* PROBLEM
Show every line below where "this" can be found.

**** INPUT DATA ****

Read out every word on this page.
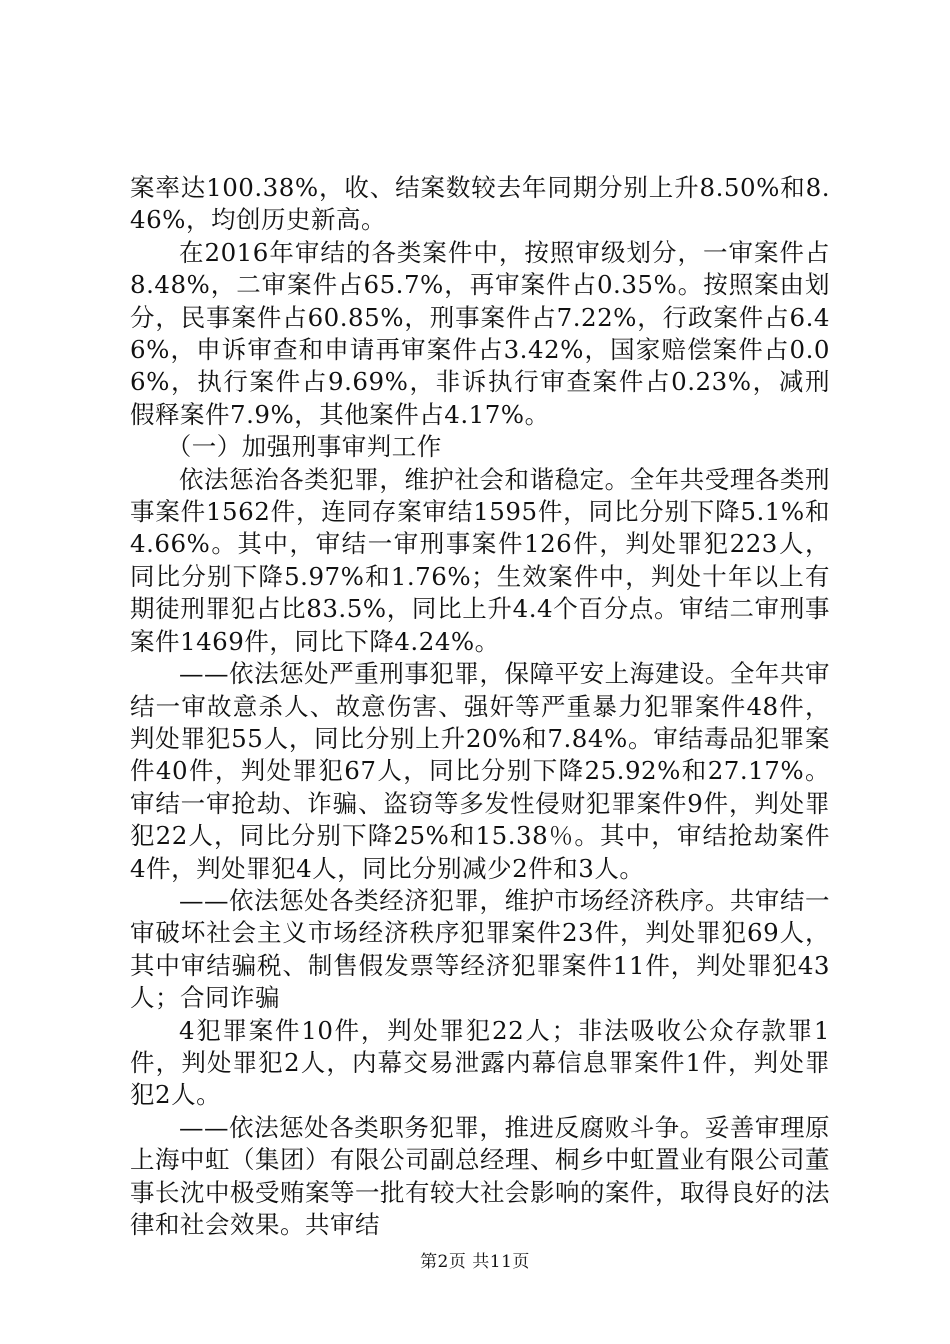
案率达100.38%，收、结案数较去年同期分别上升8.50%和8.46%，均创历史新高。

在2016年审结的各类案件中，按照审级划分，一审案件占8.48%，二审案件占65.7%，再审案件占0.35%。按照案由划分，民事案件占60.85%，刑事案件占7.22%，行政案件占6.46%，申诉审查和申请再审案件占3.42%，国家赔偿案件占0.06%，执行案件占9.69%，非诉执行审查案件占0.23%，减刑假释案件7.9%，其他案件占4.17%。

（一）加强刑事审判工作

依法惩治各类犯罪，维护社会和谐稳定。全年共受理各类刑事案件1562件，连同存案审结1595件，同比分别下降5.1%和4.66%。其中，审结一审刑事案件126件，判处罪犯223人，同比分别下降5.97%和1.76%；生效案件中，判处十年以上有期徒刑罪犯占比83.5%，同比上升4.4个百分点。审结二审刑事案件1469件，同比下降4.24%。

——依法惩处严重刑事犯罪，保障平安上海建设。全年共审结一审故意杀人、故意伤害、强奸等严重暴力犯罪案件48件，判处罪犯55人，同比分别上升20%和7.84%。审结毒品犯罪案件40件，判处罪犯67人，同比分别下降25.92%和27.17%。审结一审抢劫、诈骗、盗窃等多发性侵财犯罪案件9件，判处罪犯22人，同比分别下降25%和15.38％。其中，审结抢劫案件4件，判处罪犯4人，同比分别减少2件和3人。

——依法惩处各类经济犯罪，维护市场经济秩序。共审结一审破坏社会主义市场经济秩序犯罪案件23件，判处罪犯69人，其中审结骗税、制售假发票等经济犯罪案件11件，判处罪犯43人；合同诈骗

4犯罪案件10件，判处罪犯22人；非法吸收公众存款罪1件，判处罪犯2人，内幕交易泄露内幕信息罪案件1件，判处罪犯2人。

——依法惩处各类职务犯罪，推进反腐败斗争。妥善审理原上海中虹（集团）有限公司副总经理、桐乡中虹置业有限公司董事长沈中极受贿案等一批有较大社会影响的案件，取得良好的法律和社会效果。共审结

第2页 共11页
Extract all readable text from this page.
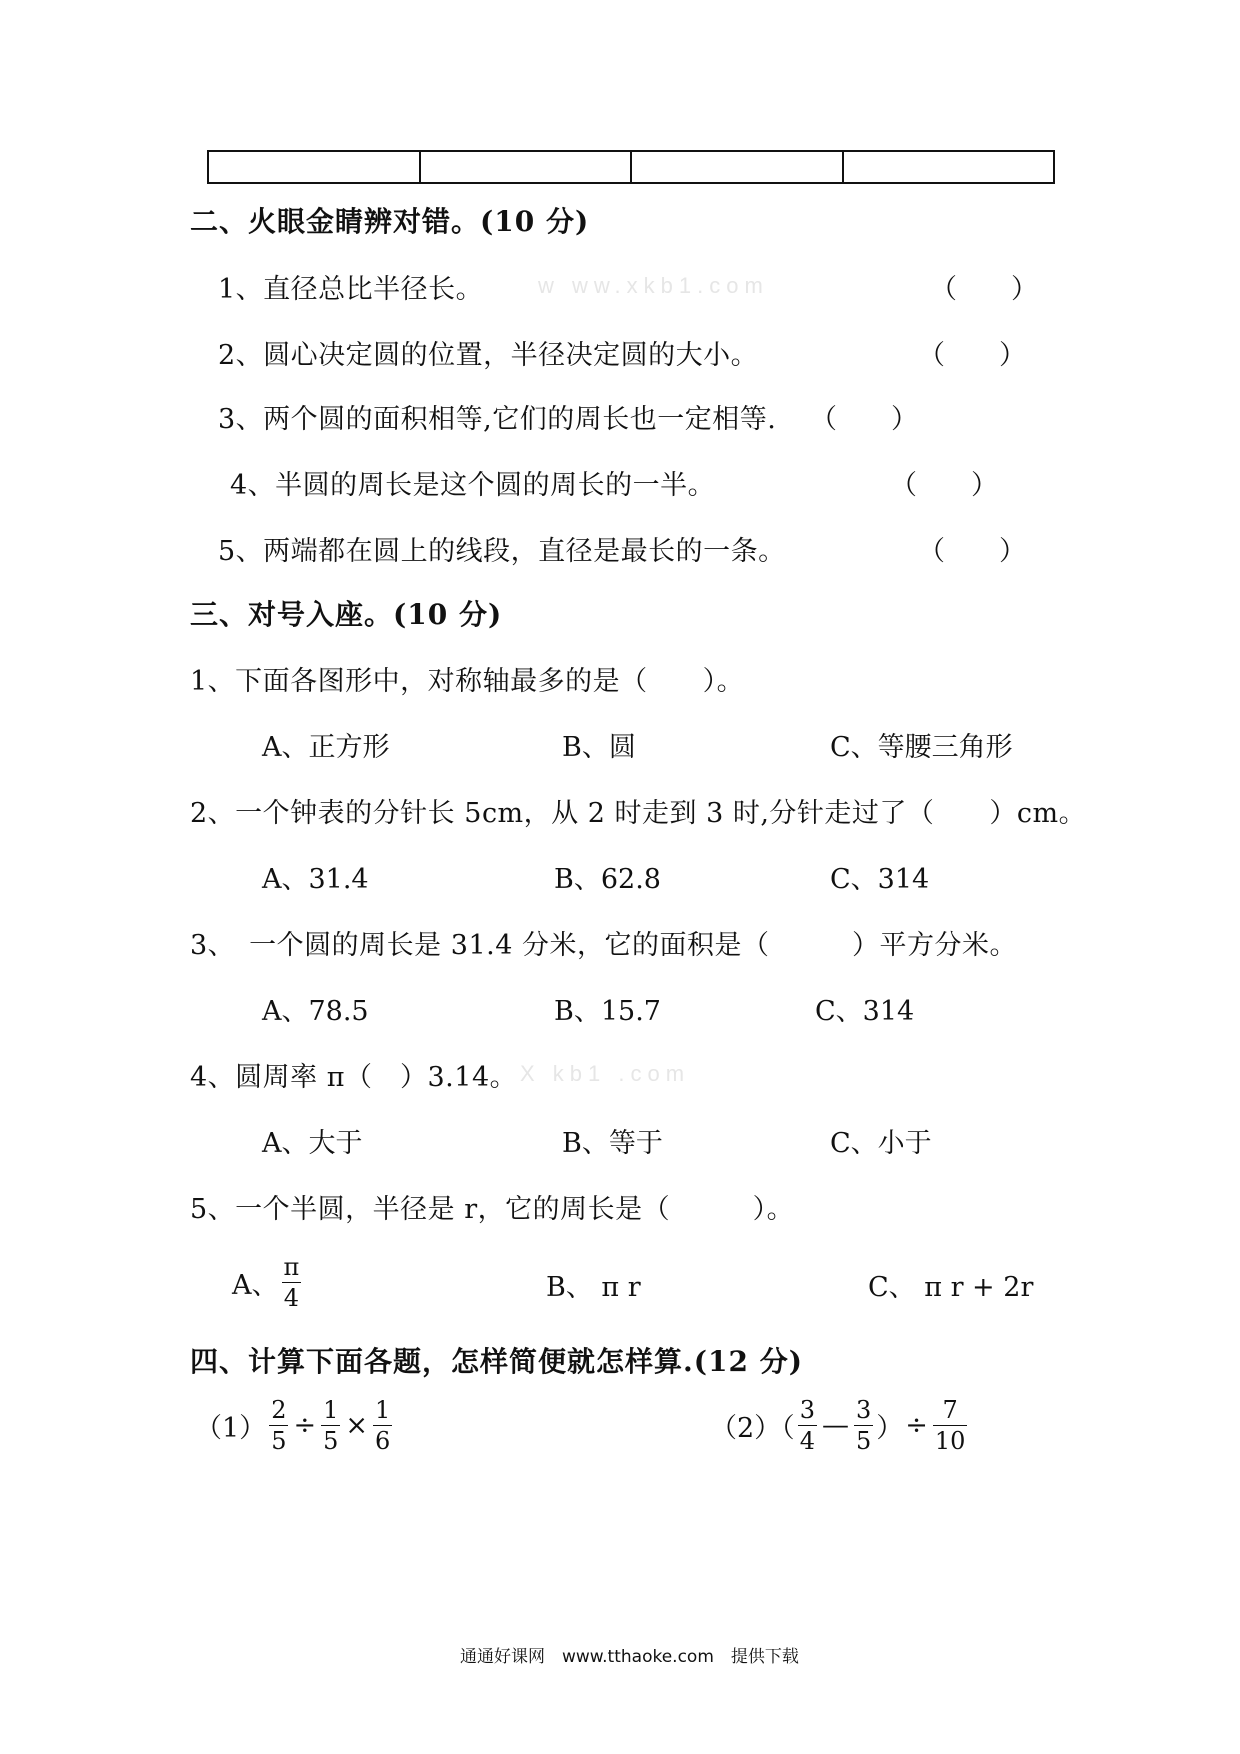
二、火眼金睛辨对错。(10 分)
1、直径总比半径长。 w ww.xkb1.com	（　　）
2、圆心决定圆的位置，半径决定圆的大小。	（　　）
3、两个圆的面积相等,它们的周长也一定相等. （　　）
4、半圆的周长是这个圆的周长的一半。	（　　）
5、两端都在圆上的线段，直径是最长的一条。	（　　）
三、对号入座。(10 分)
1、下面各图形中，对称轴最多的是（　　）。
A、正方形	B、圆	C、等腰三角形
2、一个钟表的分针长 5cm，从 2 时走到 3 时,分针走过了（　　）cm。
A、31.4	B、62.8	C、314
3、　一个圆的周长是 31.4 分米，它的面积是（　　　）平方分米。
A、78.5	B、15.7	C、314
4、圆周率 π（　）3.14。 X kb1 .com
A、大于	B、等于	C、小于
5、一个半圆，半径是 r，它的周长是（　　　）。
A、 $\frac{\pi}{4}$	B、 π r	C、 π r + 2r
四、计算下面各题，怎样简便就怎样算.(12 分)
$(1) \frac{2}{5} \div \frac{1}{5} \times \frac{1}{6}$	$(2)( \frac{3}{4}$ — $\frac{3}{5}$ ） ÷ $\frac{7}{10}$
通通好课网　www.tthaoke.com　提供下载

****

* THE SOLUTION
Read out every word on this page.
Extract all readable text from this page.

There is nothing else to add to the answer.